[Data shown start]
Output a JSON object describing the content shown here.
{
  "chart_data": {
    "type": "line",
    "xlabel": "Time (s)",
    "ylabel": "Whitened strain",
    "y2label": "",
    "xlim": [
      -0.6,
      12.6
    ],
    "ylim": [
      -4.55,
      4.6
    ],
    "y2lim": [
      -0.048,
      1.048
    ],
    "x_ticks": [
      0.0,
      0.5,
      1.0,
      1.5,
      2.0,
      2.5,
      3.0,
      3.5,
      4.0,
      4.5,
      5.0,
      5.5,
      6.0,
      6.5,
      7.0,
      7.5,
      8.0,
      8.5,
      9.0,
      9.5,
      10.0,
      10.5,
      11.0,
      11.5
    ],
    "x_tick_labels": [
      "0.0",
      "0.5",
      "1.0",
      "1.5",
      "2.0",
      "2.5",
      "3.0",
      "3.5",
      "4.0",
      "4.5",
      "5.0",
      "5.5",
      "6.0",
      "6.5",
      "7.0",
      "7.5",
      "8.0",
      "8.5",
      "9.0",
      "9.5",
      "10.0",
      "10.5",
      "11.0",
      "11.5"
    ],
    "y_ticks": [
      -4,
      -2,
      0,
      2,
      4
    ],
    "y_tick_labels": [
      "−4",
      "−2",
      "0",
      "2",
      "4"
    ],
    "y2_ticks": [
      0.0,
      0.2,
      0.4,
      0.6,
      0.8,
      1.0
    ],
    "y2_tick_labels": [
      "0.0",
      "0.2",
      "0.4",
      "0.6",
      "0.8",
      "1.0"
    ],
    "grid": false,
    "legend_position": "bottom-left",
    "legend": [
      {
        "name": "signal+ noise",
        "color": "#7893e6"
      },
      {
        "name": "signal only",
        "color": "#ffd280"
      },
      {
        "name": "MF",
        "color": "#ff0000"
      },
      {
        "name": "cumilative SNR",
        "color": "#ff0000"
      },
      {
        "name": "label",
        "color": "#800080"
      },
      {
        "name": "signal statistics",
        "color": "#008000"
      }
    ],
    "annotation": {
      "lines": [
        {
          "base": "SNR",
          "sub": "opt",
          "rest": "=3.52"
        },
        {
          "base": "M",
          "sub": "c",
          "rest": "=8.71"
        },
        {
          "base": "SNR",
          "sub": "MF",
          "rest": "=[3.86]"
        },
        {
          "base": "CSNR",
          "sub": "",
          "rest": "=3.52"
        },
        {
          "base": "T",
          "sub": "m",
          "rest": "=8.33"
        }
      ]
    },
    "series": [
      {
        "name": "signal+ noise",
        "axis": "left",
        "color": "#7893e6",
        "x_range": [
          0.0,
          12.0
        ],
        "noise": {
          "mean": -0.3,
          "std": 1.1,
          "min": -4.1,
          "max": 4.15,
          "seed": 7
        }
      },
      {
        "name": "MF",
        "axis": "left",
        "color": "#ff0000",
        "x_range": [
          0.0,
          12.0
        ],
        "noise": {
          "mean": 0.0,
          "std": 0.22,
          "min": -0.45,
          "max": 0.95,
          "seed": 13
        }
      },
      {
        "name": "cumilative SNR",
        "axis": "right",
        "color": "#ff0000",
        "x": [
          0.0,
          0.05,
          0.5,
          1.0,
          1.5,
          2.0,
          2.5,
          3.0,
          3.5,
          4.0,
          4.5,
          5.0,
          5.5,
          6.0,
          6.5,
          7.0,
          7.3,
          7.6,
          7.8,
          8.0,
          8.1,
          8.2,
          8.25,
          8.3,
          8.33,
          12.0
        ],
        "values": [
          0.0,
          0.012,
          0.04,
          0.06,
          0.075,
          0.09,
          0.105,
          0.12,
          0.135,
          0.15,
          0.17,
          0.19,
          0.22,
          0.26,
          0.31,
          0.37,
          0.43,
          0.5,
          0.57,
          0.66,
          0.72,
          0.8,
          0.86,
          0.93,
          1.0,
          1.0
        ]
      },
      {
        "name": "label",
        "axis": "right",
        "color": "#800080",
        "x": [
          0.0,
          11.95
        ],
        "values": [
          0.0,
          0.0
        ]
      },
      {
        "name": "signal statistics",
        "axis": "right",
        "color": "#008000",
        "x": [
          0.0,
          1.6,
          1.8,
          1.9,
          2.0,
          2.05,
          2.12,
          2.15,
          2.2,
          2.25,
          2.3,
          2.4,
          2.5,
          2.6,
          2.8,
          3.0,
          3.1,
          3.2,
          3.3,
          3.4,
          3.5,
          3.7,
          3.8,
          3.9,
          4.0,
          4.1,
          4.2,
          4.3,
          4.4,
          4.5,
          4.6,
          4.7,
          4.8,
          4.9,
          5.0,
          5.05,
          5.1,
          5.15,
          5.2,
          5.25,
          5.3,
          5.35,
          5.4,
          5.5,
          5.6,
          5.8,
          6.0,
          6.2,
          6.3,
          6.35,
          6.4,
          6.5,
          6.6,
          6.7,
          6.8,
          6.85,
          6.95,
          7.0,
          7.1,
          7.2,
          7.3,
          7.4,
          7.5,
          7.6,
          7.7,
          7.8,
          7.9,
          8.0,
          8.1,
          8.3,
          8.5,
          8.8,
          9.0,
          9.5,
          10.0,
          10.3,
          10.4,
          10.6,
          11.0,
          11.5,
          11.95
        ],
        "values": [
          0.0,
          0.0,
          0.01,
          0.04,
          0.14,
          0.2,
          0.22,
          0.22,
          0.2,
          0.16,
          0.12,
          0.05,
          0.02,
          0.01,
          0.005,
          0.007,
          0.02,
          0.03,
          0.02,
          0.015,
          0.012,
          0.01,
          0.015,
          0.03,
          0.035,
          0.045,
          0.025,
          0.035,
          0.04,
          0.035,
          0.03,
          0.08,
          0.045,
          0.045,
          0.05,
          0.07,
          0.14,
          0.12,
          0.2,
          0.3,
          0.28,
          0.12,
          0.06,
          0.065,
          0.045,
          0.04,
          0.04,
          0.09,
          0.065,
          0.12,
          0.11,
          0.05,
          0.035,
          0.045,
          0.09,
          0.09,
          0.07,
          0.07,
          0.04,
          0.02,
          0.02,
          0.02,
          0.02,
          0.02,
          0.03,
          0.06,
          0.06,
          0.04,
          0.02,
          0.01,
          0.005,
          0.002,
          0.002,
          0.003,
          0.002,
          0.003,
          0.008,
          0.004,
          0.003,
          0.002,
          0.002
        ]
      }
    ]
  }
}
[Data shown end]
Would you restate each of the entries word for word?

Output a JSON object describing the content shown here.
{
  "chart_data": {
    "type": "line",
    "xlabel": "Time (s)",
    "ylabel": "Whitened strain",
    "y2label": "",
    "xlim": [
      -0.6,
      12.6
    ],
    "ylim": [
      -4.55,
      4.6
    ],
    "y2lim": [
      -0.048,
      1.048
    ],
    "x_ticks": [
      0.0,
      0.5,
      1.0,
      1.5,
      2.0,
      2.5,
      3.0,
      3.5,
      4.0,
      4.5,
      5.0,
      5.5,
      6.0,
      6.5,
      7.0,
      7.5,
      8.0,
      8.5,
      9.0,
      9.5,
      10.0,
      10.5,
      11.0,
      11.5
    ],
    "x_tick_labels": [
      "0.0",
      "0.5",
      "1.0",
      "1.5",
      "2.0",
      "2.5",
      "3.0",
      "3.5",
      "4.0",
      "4.5",
      "5.0",
      "5.5",
      "6.0",
      "6.5",
      "7.0",
      "7.5",
      "8.0",
      "8.5",
      "9.0",
      "9.5",
      "10.0",
      "10.5",
      "11.0",
      "11.5"
    ],
    "y_ticks": [
      -4,
      -2,
      0,
      2,
      4
    ],
    "y_tick_labels": [
      "−4",
      "−2",
      "0",
      "2",
      "4"
    ],
    "y2_ticks": [
      0.0,
      0.2,
      0.4,
      0.6,
      0.8,
      1.0
    ],
    "y2_tick_labels": [
      "0.0",
      "0.2",
      "0.4",
      "0.6",
      "0.8",
      "1.0"
    ],
    "grid": false,
    "legend_position": "bottom-left",
    "legend": [
      {
        "name": "signal+ noise",
        "color": "#7893e6"
      },
      {
        "name": "signal only",
        "color": "#ffd280"
      },
      {
        "name": "MF",
        "color": "#ff0000"
      },
      {
        "name": "cumilative SNR",
        "color": "#ff0000"
      },
      {
        "name": "label",
        "color": "#800080"
      },
      {
        "name": "signal statistics",
        "color": "#008000"
      }
    ],
    "annotation": {
      "lines": [
        {
          "base": "SNR",
          "sub": "opt",
          "rest": "=3.52"
        },
        {
          "base": "M",
          "sub": "c",
          "rest": "=8.71"
        },
        {
          "base": "SNR",
          "sub": "MF",
          "rest": "=[3.86]"
        },
        {
          "base": "CSNR",
          "sub": "",
          "rest": "=3.52"
        },
        {
          "base": "T",
          "sub": "m",
          "rest": "=8.33"
        }
      ]
    },
    "series": [
      {
        "name": "signal+ noise",
        "axis": "left",
        "color": "#7893e6",
        "x_range": [
          0.0,
          12.0
        ],
        "noise": {
          "mean": -0.3,
          "std": 1.1,
          "min": -4.1,
          "max": 4.15,
          "seed": 7
        }
      },
      {
        "name": "MF",
        "axis": "left",
        "color": "#ff0000",
        "x_range": [
          0.0,
          12.0
        ],
        "noise": {
          "mean": 0.0,
          "std": 0.22,
          "min": -0.45,
          "max": 0.95,
          "seed": 13
        }
      },
      {
        "name": "cumilative SNR",
        "axis": "right",
        "color": "#ff0000",
        "x": [
          0.0,
          0.05,
          0.5,
          1.0,
          1.5,
          2.0,
          2.5,
          3.0,
          3.5,
          4.0,
          4.5,
          5.0,
          5.5,
          6.0,
          6.5,
          7.0,
          7.3,
          7.6,
          7.8,
          8.0,
          8.1,
          8.2,
          8.25,
          8.3,
          8.33,
          12.0
        ],
        "values": [
          0.0,
          0.012,
          0.04,
          0.06,
          0.075,
          0.09,
          0.105,
          0.12,
          0.135,
          0.15,
          0.17,
          0.19,
          0.22,
          0.26,
          0.31,
          0.37,
          0.43,
          0.5,
          0.57,
          0.66,
          0.72,
          0.8,
          0.86,
          0.93,
          1.0,
          1.0
        ]
      },
      {
        "name": "label",
        "axis": "right",
        "color": "#800080",
        "x": [
          0.0,
          11.95
        ],
        "values": [
          0.0,
          0.0
        ]
      },
      {
        "name": "signal statistics",
        "axis": "right",
        "color": "#008000",
        "x": [
          0.0,
          1.6,
          1.8,
          1.9,
          2.0,
          2.05,
          2.12,
          2.15,
          2.2,
          2.25,
          2.3,
          2.4,
          2.5,
          2.6,
          2.8,
          3.0,
          3.1,
          3.2,
          3.3,
          3.4,
          3.5,
          3.7,
          3.8,
          3.9,
          4.0,
          4.1,
          4.2,
          4.3,
          4.4,
          4.5,
          4.6,
          4.7,
          4.8,
          4.9,
          5.0,
          5.05,
          5.1,
          5.15,
          5.2,
          5.25,
          5.3,
          5.35,
          5.4,
          5.5,
          5.6,
          5.8,
          6.0,
          6.2,
          6.3,
          6.35,
          6.4,
          6.5,
          6.6,
          6.7,
          6.8,
          6.85,
          6.95,
          7.0,
          7.1,
          7.2,
          7.3,
          7.4,
          7.5,
          7.6,
          7.7,
          7.8,
          7.9,
          8.0,
          8.1,
          8.3,
          8.5,
          8.8,
          9.0,
          9.5,
          10.0,
          10.3,
          10.4,
          10.6,
          11.0,
          11.5,
          11.95
        ],
        "values": [
          0.0,
          0.0,
          0.01,
          0.04,
          0.14,
          0.2,
          0.22,
          0.22,
          0.2,
          0.16,
          0.12,
          0.05,
          0.02,
          0.01,
          0.005,
          0.007,
          0.02,
          0.03,
          0.02,
          0.015,
          0.012,
          0.01,
          0.015,
          0.03,
          0.035,
          0.045,
          0.025,
          0.035,
          0.04,
          0.035,
          0.03,
          0.08,
          0.045,
          0.045,
          0.05,
          0.07,
          0.14,
          0.12,
          0.2,
          0.3,
          0.28,
          0.12,
          0.06,
          0.065,
          0.045,
          0.04,
          0.04,
          0.09,
          0.065,
          0.12,
          0.11,
          0.05,
          0.035,
          0.045,
          0.09,
          0.09,
          0.07,
          0.07,
          0.04,
          0.02,
          0.02,
          0.02,
          0.02,
          0.02,
          0.03,
          0.06,
          0.06,
          0.04,
          0.02,
          0.01,
          0.005,
          0.002,
          0.002,
          0.003,
          0.002,
          0.003,
          0.008,
          0.004,
          0.003,
          0.002,
          0.002
        ]
      }
    ]
  }
}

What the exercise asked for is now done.